## Task to carry out
Identify the lines bearing the string "BOOK" and gather them.

###

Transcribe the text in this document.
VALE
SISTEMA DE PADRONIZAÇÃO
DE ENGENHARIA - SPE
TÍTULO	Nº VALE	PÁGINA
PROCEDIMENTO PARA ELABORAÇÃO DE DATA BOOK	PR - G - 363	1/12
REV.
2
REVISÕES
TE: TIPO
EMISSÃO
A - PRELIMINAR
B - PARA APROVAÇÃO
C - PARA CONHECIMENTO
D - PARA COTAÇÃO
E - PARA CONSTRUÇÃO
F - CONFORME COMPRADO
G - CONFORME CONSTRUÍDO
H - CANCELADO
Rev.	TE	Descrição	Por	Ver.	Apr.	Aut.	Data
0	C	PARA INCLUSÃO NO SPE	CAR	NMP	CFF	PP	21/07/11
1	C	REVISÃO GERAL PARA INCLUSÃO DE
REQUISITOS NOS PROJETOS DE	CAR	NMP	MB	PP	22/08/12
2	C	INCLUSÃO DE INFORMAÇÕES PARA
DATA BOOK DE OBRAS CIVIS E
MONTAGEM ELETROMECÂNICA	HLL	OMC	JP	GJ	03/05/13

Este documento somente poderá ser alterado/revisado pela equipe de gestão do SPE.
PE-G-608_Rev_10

###

## Answer for the task
PROCEDIMENTO PARA ELABORAÇÃO DE DATA BOOK	PR - G - 363	1/12
DATA BOOK DE OBRAS CIVIS E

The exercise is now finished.